* _Task brief_: Your task is to print every entry below exactly as given.

Dataset entries
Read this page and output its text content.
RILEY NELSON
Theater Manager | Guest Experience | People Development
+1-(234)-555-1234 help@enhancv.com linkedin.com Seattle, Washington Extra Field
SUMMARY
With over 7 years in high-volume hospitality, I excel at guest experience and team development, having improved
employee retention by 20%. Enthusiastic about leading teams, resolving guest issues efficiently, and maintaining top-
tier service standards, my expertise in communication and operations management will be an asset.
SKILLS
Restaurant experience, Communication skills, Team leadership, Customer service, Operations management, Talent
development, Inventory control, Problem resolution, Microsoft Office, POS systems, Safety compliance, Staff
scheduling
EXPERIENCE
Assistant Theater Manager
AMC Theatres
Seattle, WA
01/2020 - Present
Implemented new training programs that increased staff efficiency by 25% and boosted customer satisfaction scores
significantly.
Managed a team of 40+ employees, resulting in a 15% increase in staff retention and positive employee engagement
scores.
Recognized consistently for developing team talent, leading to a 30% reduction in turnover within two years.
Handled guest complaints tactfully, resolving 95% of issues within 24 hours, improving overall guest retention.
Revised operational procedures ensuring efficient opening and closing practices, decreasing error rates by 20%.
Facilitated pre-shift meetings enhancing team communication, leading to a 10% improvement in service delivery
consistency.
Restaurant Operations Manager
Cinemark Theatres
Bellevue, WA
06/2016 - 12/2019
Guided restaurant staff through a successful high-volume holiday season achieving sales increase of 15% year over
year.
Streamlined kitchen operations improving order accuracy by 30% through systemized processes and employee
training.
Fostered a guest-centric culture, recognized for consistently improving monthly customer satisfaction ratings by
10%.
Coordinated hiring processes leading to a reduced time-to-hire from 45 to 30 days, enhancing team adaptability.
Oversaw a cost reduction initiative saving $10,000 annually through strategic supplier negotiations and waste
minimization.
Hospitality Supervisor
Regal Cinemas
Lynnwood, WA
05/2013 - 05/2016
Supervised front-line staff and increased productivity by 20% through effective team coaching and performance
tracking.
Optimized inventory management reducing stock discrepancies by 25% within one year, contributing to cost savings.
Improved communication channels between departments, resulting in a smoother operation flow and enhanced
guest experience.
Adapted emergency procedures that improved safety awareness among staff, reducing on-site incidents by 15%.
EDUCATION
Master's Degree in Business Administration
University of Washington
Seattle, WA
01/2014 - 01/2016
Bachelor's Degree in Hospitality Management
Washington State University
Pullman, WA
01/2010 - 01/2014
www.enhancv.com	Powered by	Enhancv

* _Exercise output_:
Read this page and output its text content.
RILEY NELSON
Theater Manager | Guest Experience | People Development
+1-(234)-555-1234 help@enhancv.com linkedin.com Seattle, Washington Extra Field
SUMMARY
With over 7 years in high-volume hospitality, I excel at guest experience and team development, having improved
employee retention by 20%. Enthusiastic about leading teams, resolving guest issues efficiently, and maintaining top-
tier service standards, my expertise in communication and operations management will be an asset.
SKILLS
Restaurant experience, Communication skills, Team leadership, Customer service, Operations management, Talent
development, Inventory control, Problem resolution, Microsoft Office, POS systems, Safety compliance, Staff
scheduling
EXPERIENCE
Assistant Theater Manager
AMC Theatres
Seattle, WA
01/2020 - Present
Implemented new training programs that increased staff efficiency by 25% and boosted customer satisfaction scores
significantly.
Managed a team of 40+ employees, resulting in a 15% increase in staff retention and positive employee engagement
scores.
Recognized consistently for developing team talent, leading to a 30% reduction in turnover within two years.
Handled guest complaints tactfully, resolving 95% of issues within 24 hours, improving overall guest retention.
Revised operational procedures ensuring efficient opening and closing practices, decreasing error rates by 20%.
Facilitated pre-shift meetings enhancing team communication, leading to a 10% improvement in service delivery
consistency.
Restaurant Operations Manager
Cinemark Theatres
Bellevue, WA
06/2016 - 12/2019
Guided restaurant staff through a successful high-volume holiday season achieving sales increase of 15% year over
year.
Streamlined kitchen operations improving order accuracy by 30% through systemized processes and employee
training.
Fostered a guest-centric culture, recognized for consistently improving monthly customer satisfaction ratings by
10%.
Coordinated hiring processes leading to a reduced time-to-hire from 45 to 30 days, enhancing team adaptability.
Oversaw a cost reduction initiative saving $10,000 annually through strategic supplier negotiations and waste
minimization.
Hospitality Supervisor
Regal Cinemas
Lynnwood, WA
05/2013 - 05/2016
Supervised front-line staff and increased productivity by 20% through effective team coaching and performance
tracking.
Optimized inventory management reducing stock discrepancies by 25% within one year, contributing to cost savings.
Improved communication channels between departments, resulting in a smoother operation flow and enhanced
guest experience.
Adapted emergency procedures that improved safety awareness among staff, reducing on-site incidents by 15%.
EDUCATION
Master's Degree in Business Administration
University of Washington
Seattle, WA
01/2014 - 01/2016
Bachelor's Degree in Hospitality Management
Washington State University
Pullman, WA
01/2010 - 01/2014
www.enhancv.com	Powered by	Enhancv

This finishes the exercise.